* Exercise objective
Copy each line below in which the string "Ultimo" occurs.

* Supplied material
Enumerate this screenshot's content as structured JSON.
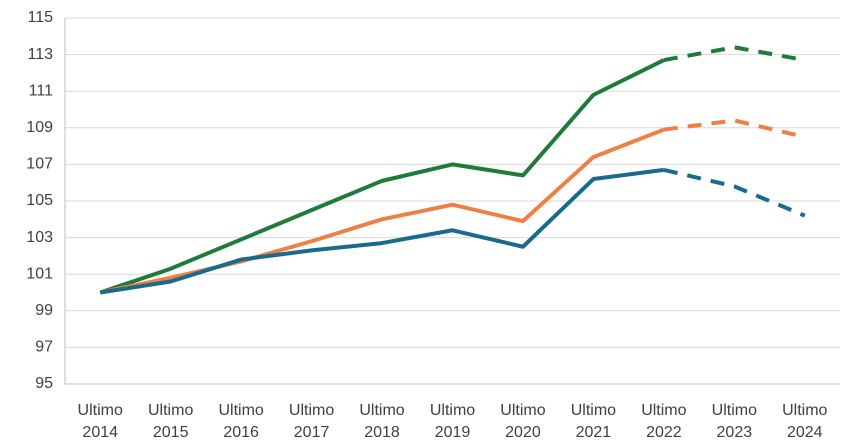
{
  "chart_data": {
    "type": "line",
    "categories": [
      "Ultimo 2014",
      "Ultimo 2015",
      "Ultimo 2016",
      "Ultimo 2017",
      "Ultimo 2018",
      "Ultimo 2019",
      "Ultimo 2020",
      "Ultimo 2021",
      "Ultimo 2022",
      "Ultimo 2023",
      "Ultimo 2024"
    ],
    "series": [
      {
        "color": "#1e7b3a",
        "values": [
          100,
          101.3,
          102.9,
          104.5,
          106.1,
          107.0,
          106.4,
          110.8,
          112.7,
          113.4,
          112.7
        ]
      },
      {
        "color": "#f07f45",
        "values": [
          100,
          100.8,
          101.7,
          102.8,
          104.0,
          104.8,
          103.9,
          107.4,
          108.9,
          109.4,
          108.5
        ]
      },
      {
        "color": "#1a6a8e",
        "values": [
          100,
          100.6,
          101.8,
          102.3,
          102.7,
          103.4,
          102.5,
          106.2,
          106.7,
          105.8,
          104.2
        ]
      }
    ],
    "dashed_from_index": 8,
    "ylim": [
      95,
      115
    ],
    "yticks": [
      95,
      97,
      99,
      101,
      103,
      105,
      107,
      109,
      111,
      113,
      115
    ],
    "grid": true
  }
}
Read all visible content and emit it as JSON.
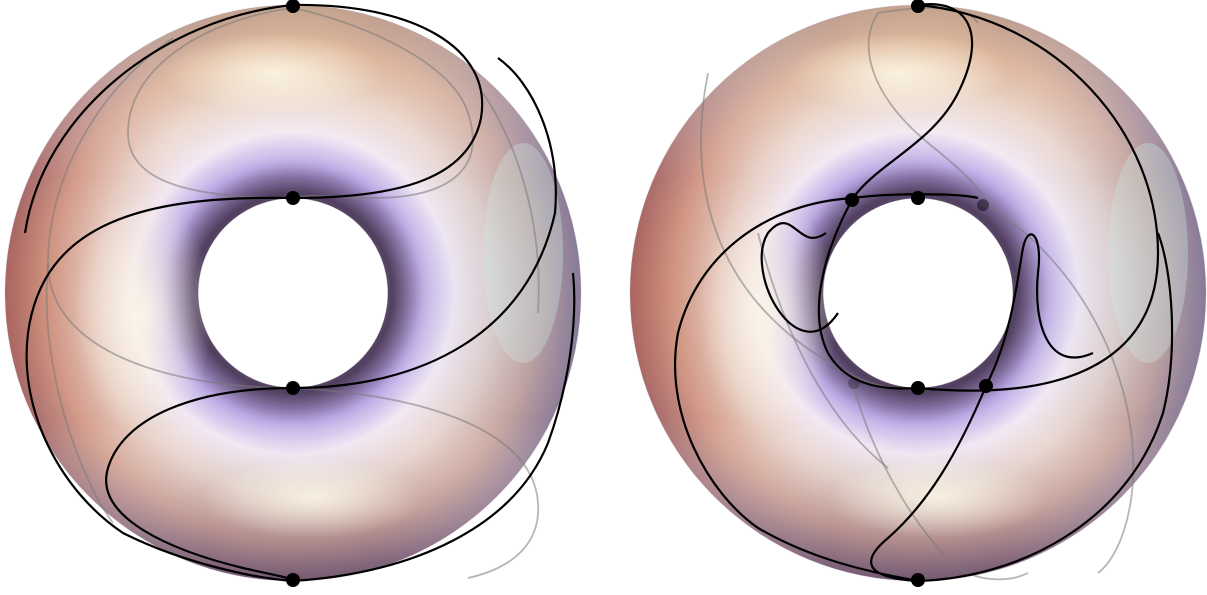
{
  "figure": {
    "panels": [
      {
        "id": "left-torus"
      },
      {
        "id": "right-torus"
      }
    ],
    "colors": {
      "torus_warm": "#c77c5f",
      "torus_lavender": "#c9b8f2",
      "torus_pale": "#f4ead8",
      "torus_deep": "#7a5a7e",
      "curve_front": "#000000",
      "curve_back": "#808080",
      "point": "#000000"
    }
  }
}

* Exercise response
      "Ultimo 2014",
      "Ultimo 2015",
      "Ultimo 2016",
      "Ultimo 2017",
      "Ultimo 2018",
      "Ultimo 2019",
      "Ultimo 2020",
      "Ultimo 2021",
      "Ultimo 2022",
      "Ultimo 2023",
      "Ultimo 2024"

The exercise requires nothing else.